- _Exercise objective_:
How many lines of the records hold the string "kuzatib"? Reply with the number alone.
═══ Dataset entries ═══
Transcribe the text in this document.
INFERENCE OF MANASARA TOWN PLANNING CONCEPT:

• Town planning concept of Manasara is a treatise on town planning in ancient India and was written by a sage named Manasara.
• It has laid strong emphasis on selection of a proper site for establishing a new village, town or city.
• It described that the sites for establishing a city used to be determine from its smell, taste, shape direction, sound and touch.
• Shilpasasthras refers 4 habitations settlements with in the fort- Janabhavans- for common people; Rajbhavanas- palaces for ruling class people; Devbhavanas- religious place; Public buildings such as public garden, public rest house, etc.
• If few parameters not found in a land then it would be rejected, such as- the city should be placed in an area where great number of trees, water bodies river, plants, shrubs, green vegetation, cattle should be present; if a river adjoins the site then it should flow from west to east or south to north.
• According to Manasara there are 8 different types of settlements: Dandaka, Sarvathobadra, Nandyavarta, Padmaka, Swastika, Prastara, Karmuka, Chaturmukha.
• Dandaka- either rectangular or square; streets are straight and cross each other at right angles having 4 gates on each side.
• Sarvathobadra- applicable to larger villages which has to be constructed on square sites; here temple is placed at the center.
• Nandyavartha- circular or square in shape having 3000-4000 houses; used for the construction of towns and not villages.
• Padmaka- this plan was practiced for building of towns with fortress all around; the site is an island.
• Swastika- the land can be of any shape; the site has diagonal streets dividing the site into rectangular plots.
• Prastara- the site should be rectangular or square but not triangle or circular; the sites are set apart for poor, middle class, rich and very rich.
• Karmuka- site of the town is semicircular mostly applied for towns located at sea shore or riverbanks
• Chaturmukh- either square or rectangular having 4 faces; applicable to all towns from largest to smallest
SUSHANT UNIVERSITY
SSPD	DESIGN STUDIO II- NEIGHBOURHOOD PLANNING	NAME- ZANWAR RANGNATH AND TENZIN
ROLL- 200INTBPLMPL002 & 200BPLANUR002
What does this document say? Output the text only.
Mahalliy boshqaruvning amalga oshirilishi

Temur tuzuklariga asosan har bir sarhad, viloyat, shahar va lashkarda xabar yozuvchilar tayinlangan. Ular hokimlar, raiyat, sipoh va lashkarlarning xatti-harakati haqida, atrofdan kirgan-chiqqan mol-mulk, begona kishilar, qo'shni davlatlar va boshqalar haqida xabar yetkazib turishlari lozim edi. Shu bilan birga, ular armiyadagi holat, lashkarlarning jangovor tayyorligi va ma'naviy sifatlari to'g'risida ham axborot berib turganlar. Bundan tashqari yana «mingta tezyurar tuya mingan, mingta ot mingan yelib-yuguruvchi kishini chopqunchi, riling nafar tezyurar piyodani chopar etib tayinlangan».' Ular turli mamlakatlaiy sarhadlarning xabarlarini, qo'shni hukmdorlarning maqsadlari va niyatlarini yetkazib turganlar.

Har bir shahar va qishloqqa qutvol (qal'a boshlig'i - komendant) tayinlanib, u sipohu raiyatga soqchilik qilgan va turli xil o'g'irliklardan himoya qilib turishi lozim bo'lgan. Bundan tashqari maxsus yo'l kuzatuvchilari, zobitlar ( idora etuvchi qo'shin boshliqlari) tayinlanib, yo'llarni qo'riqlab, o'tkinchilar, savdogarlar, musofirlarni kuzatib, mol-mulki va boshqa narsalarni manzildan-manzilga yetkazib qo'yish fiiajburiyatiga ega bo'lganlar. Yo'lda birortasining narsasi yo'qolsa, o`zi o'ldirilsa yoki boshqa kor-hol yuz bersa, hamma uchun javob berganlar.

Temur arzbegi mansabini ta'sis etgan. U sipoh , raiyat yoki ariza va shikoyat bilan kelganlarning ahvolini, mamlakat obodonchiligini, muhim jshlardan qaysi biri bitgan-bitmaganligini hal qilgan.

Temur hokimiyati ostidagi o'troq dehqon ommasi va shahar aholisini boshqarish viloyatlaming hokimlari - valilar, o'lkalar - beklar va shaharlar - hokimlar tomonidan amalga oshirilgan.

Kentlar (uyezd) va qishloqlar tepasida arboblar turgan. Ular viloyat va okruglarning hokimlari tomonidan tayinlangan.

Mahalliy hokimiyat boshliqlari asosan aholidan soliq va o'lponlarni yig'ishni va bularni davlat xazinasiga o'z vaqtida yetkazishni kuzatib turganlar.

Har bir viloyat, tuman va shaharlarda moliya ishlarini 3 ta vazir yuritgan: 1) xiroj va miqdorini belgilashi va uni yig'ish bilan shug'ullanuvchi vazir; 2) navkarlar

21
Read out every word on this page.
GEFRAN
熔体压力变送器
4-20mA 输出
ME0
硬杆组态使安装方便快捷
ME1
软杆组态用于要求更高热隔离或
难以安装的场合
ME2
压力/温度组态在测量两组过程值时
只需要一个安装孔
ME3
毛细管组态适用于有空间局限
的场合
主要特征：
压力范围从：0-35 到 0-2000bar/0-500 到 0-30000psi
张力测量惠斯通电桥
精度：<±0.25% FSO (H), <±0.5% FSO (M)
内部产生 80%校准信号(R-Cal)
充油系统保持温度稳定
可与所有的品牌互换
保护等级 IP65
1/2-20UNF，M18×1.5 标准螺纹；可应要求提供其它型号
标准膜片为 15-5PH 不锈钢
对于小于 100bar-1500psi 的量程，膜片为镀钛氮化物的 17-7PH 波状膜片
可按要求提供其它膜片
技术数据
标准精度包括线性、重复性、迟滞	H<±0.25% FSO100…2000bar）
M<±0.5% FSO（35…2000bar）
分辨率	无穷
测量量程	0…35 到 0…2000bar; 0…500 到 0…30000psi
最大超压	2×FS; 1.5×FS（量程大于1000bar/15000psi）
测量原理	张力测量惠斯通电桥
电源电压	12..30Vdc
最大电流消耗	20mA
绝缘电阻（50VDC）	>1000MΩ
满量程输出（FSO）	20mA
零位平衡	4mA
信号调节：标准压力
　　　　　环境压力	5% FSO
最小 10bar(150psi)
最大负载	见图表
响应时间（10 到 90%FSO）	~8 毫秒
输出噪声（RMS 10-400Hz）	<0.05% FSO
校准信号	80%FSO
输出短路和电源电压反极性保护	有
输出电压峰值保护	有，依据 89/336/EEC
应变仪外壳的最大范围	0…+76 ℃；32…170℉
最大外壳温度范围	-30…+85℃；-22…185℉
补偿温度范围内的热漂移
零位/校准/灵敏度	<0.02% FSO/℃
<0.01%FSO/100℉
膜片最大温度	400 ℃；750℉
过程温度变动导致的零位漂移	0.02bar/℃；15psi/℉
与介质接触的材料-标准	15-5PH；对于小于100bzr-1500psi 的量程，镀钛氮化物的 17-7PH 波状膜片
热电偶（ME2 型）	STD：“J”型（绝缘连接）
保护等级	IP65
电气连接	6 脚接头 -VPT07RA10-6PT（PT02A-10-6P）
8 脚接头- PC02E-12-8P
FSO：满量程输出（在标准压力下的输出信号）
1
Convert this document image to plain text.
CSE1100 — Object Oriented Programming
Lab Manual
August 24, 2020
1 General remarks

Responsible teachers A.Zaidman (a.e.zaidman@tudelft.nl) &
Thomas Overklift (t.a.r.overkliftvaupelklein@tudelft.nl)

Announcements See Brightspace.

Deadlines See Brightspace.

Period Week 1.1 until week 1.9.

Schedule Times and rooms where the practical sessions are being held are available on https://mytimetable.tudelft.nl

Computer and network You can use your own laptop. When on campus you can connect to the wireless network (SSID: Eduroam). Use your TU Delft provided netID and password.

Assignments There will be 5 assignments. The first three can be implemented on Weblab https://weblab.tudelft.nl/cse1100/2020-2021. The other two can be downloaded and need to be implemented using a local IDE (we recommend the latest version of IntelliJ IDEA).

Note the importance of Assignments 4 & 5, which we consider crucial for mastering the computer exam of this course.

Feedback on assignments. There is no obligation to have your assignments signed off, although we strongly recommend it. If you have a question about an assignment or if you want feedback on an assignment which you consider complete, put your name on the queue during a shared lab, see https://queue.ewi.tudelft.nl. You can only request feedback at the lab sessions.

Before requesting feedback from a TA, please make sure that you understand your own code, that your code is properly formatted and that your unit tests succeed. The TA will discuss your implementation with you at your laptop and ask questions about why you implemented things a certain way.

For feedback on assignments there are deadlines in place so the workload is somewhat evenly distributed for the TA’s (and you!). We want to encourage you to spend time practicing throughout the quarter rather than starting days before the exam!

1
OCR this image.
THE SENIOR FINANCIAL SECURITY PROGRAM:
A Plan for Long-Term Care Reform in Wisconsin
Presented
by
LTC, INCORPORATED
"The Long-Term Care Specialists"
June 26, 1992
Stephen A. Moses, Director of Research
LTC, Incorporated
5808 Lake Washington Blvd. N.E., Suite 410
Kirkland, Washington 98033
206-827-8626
═══
- _Solution to this exercise_:
2